● Trecho selecionado:
★ ★ ★ ★ ★ ★ ★

O governo já não tem muito onde privatizar. Ficaram os portos, e existe uma negociação há já algum tempo para privatizá-los, os aeroportos, e a TACV; não muito mais. Neste momento, a oportunidade mais viável para privatizar é a CV Handling, que foi comprada por parte da ASA (Aeroportos e Segurança Aérea). Esse é um sector extremamente rentável, que se privatizar vai obter valores com certeza.


Como já falamos, dentro dos Compromissos para a Década com os que o MpD ganhou as eleições, a atração do investimento estrangeiro figura como um dos desafios do país. Para seduzir a comunidade investidora as bases económicas fortes são essenciais mas também o é a confiança e a imagem internacional do pais. O Senhor tem uma experiência internacional e global tendo sido Embaixador em vários países. Qual é a imagem que o Senhor acha que a comunidade internacional tem de Cabo Verde e qual é imagem que o Senhor gostaria que a comunidade internacional tivesse?

★ ★ ★ ★ ★ ★ ★

● Conteúdo da listagem:
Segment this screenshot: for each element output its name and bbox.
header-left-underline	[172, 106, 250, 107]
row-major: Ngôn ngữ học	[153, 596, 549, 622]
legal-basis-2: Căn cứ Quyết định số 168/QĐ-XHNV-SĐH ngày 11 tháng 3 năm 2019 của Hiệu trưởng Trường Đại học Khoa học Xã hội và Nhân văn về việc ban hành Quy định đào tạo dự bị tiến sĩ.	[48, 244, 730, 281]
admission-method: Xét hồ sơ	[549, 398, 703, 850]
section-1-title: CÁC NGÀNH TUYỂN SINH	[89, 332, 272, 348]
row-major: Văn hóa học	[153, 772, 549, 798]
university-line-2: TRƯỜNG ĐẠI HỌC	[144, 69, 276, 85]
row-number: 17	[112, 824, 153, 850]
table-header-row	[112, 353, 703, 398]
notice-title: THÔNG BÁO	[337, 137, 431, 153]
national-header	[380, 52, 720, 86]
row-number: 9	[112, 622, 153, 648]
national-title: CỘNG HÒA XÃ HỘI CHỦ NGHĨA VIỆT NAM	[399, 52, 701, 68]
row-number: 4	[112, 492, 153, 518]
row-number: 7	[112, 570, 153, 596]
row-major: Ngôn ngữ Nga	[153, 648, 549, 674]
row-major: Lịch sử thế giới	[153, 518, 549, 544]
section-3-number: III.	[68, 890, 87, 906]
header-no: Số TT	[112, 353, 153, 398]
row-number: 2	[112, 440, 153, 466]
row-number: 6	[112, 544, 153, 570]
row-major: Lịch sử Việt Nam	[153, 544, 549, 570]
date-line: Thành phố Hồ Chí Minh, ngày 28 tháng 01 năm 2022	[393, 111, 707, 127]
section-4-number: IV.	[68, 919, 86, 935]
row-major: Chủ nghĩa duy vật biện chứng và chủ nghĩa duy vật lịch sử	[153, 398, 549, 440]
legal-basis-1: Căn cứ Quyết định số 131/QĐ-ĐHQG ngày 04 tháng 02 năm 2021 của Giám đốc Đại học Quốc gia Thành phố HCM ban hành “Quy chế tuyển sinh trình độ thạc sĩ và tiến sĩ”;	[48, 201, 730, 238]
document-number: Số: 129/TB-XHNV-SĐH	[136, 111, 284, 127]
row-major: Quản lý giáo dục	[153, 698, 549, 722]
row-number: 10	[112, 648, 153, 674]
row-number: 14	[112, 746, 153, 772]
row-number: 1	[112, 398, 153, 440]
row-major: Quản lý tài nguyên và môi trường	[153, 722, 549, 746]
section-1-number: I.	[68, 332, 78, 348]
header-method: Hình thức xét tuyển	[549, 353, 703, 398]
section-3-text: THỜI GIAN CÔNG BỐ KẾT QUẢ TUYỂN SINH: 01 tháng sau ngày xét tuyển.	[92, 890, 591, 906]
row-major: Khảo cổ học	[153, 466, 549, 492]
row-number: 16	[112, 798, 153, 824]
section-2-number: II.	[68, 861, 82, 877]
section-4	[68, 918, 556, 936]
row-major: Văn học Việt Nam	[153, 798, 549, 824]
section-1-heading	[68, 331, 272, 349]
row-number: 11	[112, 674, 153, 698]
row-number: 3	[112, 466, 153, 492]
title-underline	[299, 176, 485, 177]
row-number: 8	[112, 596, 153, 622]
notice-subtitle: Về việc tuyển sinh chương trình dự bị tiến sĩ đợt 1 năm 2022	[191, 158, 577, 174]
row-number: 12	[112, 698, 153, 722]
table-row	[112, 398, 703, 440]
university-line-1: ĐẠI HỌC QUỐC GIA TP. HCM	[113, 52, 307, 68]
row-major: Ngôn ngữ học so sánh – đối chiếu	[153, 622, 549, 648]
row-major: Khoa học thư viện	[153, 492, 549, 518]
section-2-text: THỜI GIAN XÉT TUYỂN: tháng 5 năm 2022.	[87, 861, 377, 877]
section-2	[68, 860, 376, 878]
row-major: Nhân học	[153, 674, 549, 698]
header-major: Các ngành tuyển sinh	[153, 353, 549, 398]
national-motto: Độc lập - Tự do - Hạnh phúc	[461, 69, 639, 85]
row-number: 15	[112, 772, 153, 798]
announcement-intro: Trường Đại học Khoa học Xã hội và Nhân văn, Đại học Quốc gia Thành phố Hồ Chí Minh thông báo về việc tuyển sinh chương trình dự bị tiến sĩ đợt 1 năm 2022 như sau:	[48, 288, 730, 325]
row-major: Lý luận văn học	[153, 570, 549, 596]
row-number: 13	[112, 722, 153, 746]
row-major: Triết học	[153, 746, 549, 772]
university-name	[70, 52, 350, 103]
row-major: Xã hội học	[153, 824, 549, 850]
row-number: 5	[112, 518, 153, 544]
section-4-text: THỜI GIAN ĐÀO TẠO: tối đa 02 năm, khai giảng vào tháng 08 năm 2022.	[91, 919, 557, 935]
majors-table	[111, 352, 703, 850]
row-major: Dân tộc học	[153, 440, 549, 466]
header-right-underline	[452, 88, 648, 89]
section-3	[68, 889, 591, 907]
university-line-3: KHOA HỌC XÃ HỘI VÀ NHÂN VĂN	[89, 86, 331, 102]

★ ★ ★ ★ ★ ★ ★

● Conjunto de tarefas:
1. Segundo o trecho sobre privatizações em Cabo Verde, por que privatizar a CV Handling certamente renderia valores? Responda em uma a três frases.
2. Prossiga com o trecho sobre privatizações e investimento estrangeiro em Cabo Verde, começando logo após a última frase apresentada.

● Respostas por item:
1. A CV Handling atua num setor extremamente rentável. Por isso, se fosse privatizada, obteria valores com certeza.

2.
Neste momento o sector do turismo, é o sector que pode trazer desenvolvimento. Mas é preciso que tenhamos um organismo, que é a Cabo Verde TradeInvest [a antiga Cabo Verde Investimentos], que seja responsável pela atração dos investimentos externos e de mostrar essa imagem e essa marca país do que o senhor fala para encorajar os investimentos. É um organismo fundamental mas está a passar por continuar mudanças de estrutura e funcionamento da parte do governo precedente e do atual dando como resultado um certo clima de instabilidade o que não ajuda a questão do investimento. É fundamental, que haja estabilidade e que a Cabo Verde TradeInvest faça o seu papel.

O governo anterior fez uma política muito forte na área do comércio, criando mecanismos e clarificando a legislação e os processos. Mas falta fazer esse processo na área de indústria. Nenhum país vive e sobrevive só a importar porque é preciso ter divisas. Atualmente nós temos mais de 6 meses de reserva das importações em divisas mas, se as medidas não forem tomadas, haverá um deterioro e pode haver um momento onde vamos ter problemas de pagar essas importações. Por quê? Porque antes tínhamos várias fontes de receita e divisas que eram as remessas dos imigrantes e a ajuda pública ao desenvolvimento (com acesso ao mercado de capital com empréstimos preferenciais). Com a graduação de Cabo Verde do grupo dos Países Menos Avançados para País de Rendimento Médio em 2008, a ajuda pública ao desenvolvimento diminuiu. Mesmo com toda a instabilidade dos principais países da nossa emigração, com a crise mundial, as próprias remessas dos nossos imigrantes reduziu.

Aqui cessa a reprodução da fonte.